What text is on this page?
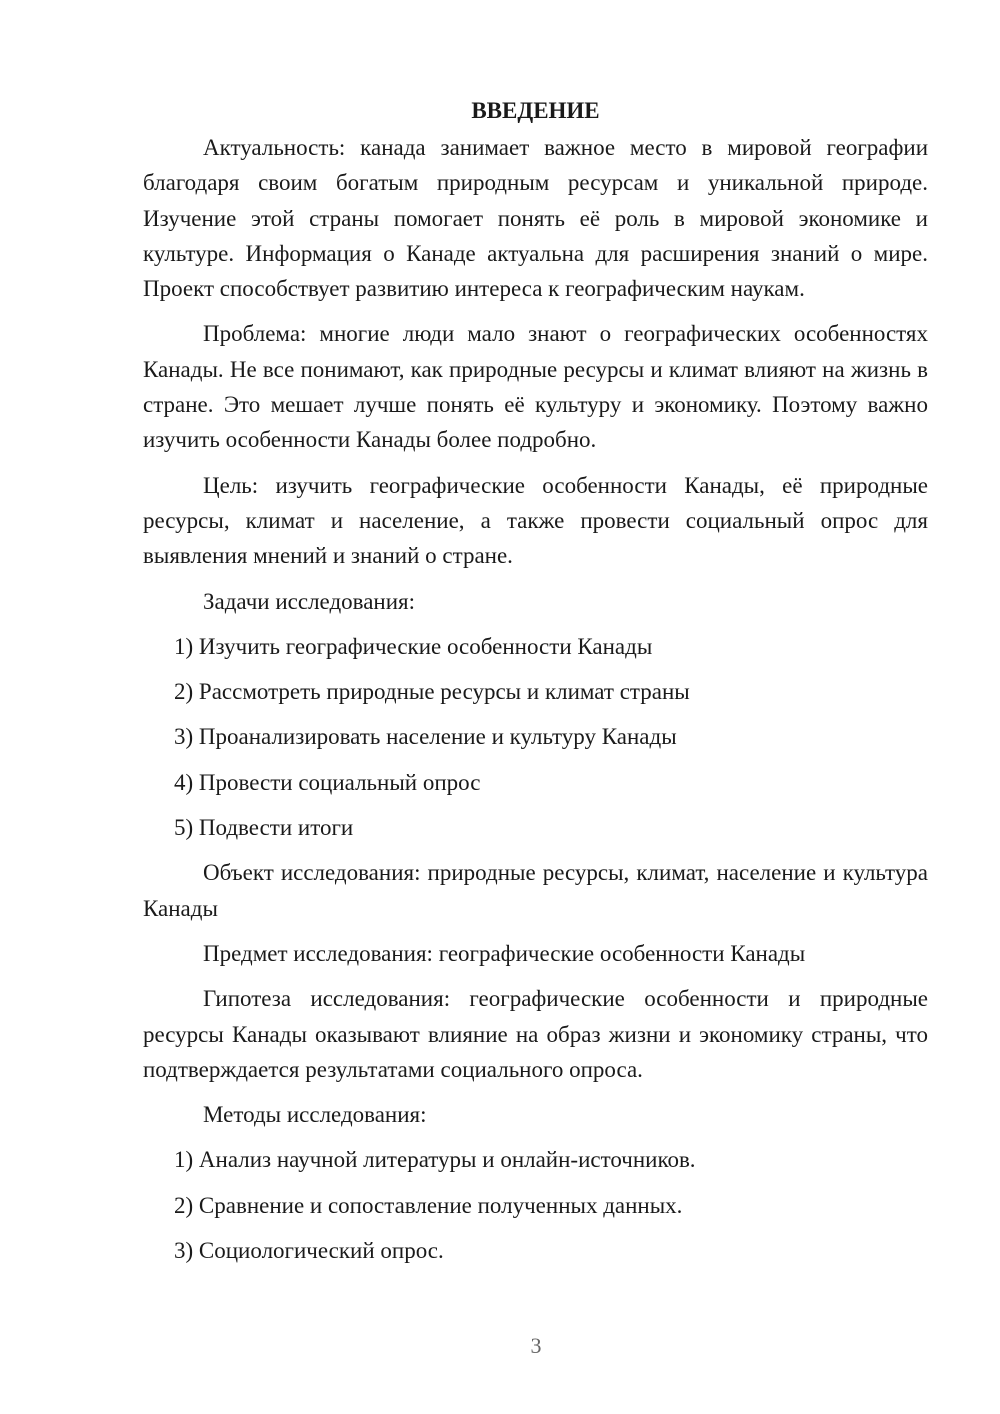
ВВЕДЕНИЕ

Актуальность: канада занимает важное место в мировой географии благодаря своим богатым природным ресурсам и уникальной природе. Изучение этой страны помогает понять её роль в мировой экономике и культуре. Информация о Канаде актуальна для расширения знаний о мире. Проект способствует развитию интереса к географическим наукам.

Проблема: многие люди мало знают о географических особенностях Канады. Не все понимают, как природные ресурсы и климат влияют на жизнь в стране. Это мешает лучше понять её культуру и экономику. Поэтому важно изучить особенности Канады более подробно.

Цель: изучить географические особенности Канады, её природные ресурсы, климат и население, а также провести социальный опрос для выявления мнений и знаний о стране.

Задачи исследования:

1) Изучить географические особенности Канады

2) Рассмотреть природные ресурсы и климат страны

3) Проанализировать население и культуру Канады

4) Провести социальный опрос

5) Подвести итоги

Объект исследования: природные ресурсы, климат, население и культура Канады

Предмет исследования: географические особенности Канады

Гипотеза исследования: географические особенности и природные ресурсы Канады оказывают влияние на образ жизни и экономику страны, что подтверждается результатами социального опроса.

Методы исследования:

1) Анализ научной литературы и онлайн-источников.

2) Сравнение и сопоставление полученных данных.

3) Социологический опрос.

3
━━━━━━━━━━━━━━━━━━━━
EXERCISE GOAL: Provide the count, and nothing else, of lines in the data above where the word "культуру" occurs.

PROBLEM SOLUTION: 2